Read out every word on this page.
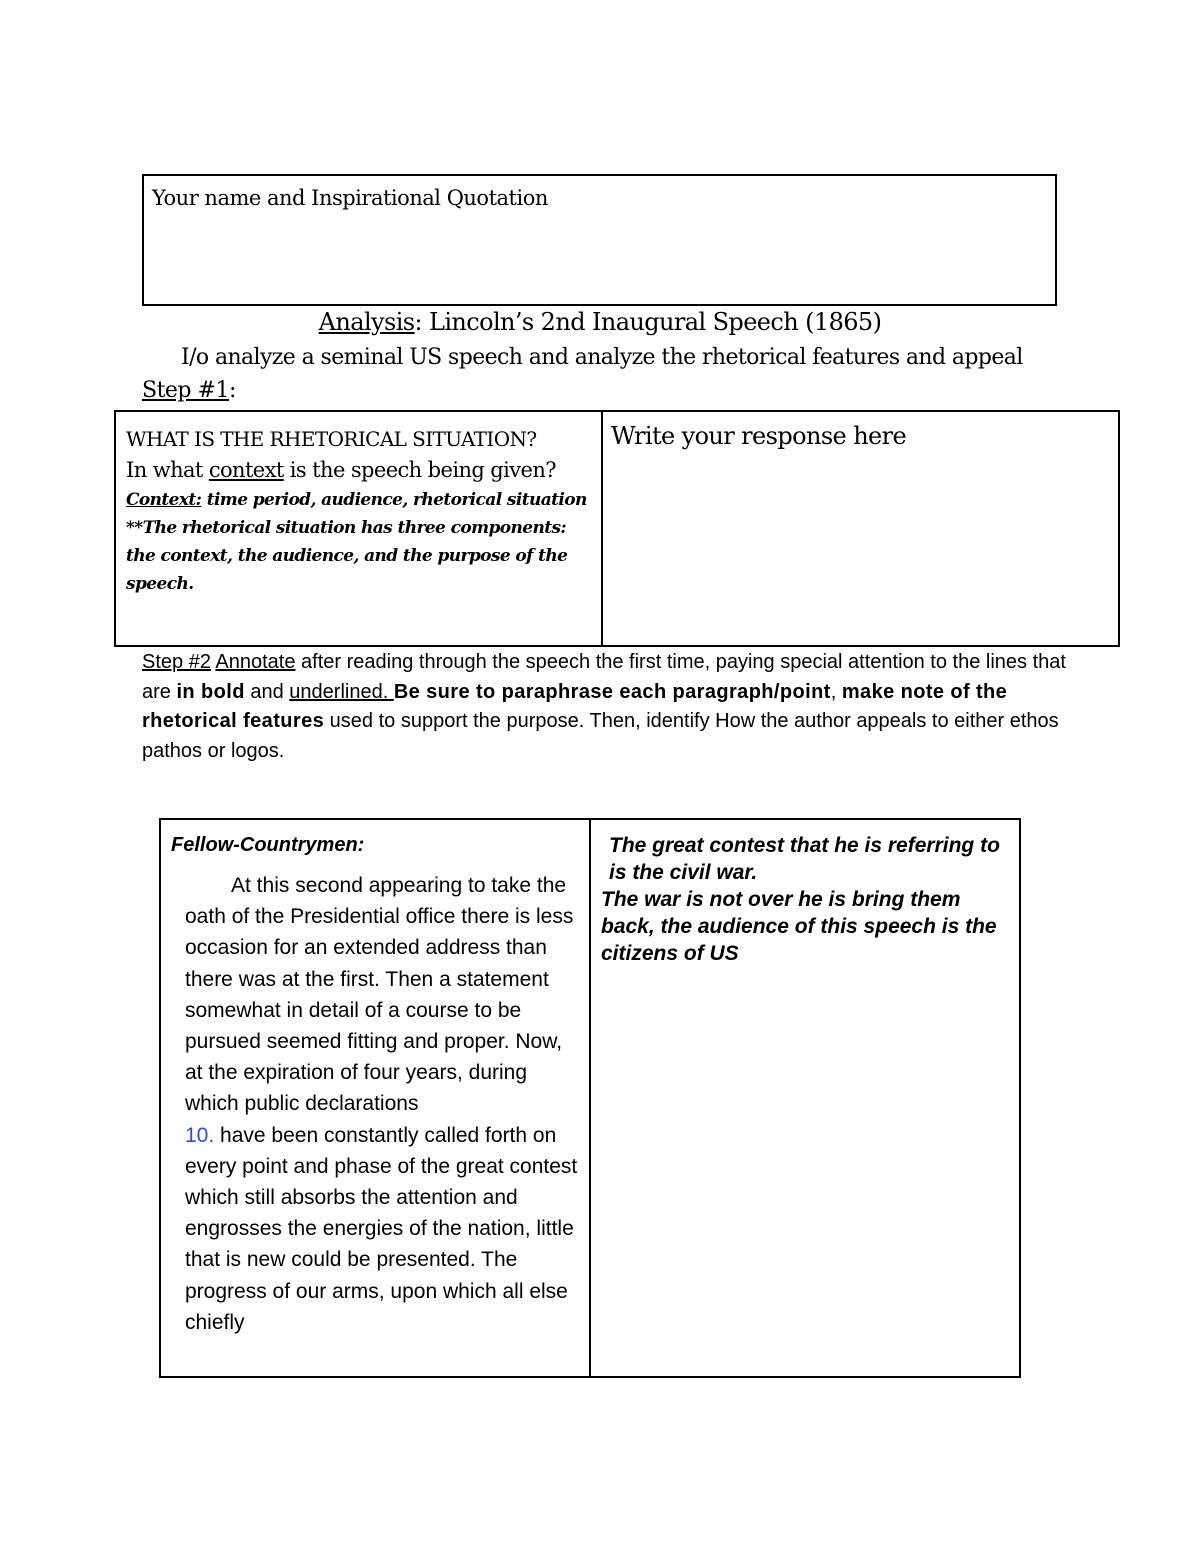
Your name and Inspirational Quotation
Analysis: Lincoln’s 2nd Inaugural Speech (1865)
I/o analyze a seminal US speech and analyze the rhetorical features and appeal
Step #1:
WHAT IS THE RHETORICAL SITUATION?
In what context is the speech being given?
Context: time period, audience, rhetorical situation
**The rhetorical situation has three components: the context, the audience, and the purpose of the speech.
Write your response here
Step #2 Annotate after reading through the speech the first time, paying special attention to the lines that are in bold and underlined. Be sure to paraphrase each paragraph/point, make note of the rhetorical features used to support the purpose. Then, identify How the author appeals to either ethos pathos or logos.
Fellow-Countrymen:
At this second appearing to take the oath of the Presidential office there is less occasion for an extended address than there was at the first. Then a statement somewhat in detail of a course to be pursued seemed fitting and proper. Now, at the expiration of four years, during which public declarations
10. have been constantly called forth on every point and phase of the great contest which still absorbs the attention and engrosses the energies of the nation, little that is new could be presented. The progress of our arms, upon which all else chiefly
The great contest that he is referring to is the civil war.
The war is not over he is bring them back, the audience of this speech is the citizens of US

▶ **Objective**:
Make a tally of the lines in this data that include the string "great", and answer with that tally alone.

▶ **Solution to the exercise**:
2